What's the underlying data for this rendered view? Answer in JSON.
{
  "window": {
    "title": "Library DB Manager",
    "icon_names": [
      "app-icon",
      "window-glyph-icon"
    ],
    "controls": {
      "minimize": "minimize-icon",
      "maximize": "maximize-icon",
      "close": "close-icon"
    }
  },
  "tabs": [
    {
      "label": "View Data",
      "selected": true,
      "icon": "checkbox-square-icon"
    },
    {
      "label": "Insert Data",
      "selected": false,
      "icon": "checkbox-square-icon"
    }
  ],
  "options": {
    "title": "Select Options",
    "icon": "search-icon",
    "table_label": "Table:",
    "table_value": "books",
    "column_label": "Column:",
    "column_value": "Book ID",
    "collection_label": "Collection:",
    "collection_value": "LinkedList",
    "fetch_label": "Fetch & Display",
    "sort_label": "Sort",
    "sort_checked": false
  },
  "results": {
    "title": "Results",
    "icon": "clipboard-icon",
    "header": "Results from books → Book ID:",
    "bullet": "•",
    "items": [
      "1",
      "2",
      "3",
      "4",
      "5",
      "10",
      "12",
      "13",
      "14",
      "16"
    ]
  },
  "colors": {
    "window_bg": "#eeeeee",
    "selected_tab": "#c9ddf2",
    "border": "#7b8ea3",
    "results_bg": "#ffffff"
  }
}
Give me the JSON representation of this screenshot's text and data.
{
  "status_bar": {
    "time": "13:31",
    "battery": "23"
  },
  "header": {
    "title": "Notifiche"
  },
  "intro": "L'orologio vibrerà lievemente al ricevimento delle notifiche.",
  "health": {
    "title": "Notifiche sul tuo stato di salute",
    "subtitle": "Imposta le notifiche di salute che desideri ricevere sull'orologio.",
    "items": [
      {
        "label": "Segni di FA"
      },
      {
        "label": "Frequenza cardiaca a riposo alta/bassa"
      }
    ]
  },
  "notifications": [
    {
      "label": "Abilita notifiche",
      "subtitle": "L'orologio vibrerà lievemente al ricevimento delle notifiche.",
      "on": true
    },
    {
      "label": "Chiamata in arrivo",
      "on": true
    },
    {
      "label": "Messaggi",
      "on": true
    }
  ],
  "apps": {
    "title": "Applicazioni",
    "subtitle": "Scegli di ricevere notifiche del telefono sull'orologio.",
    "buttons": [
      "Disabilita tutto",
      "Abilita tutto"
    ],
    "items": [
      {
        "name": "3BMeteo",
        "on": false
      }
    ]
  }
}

▶ AIM:
Copy each line of the listing in which the word "delle" can be found.

▶ TASK RESPONSE:
  "intro": "L'orologio vibrerà lievemente al ricevimento delle notifiche.",
      "subtitle": "L'orologio vibrerà lievemente al ricevimento delle notifiche.",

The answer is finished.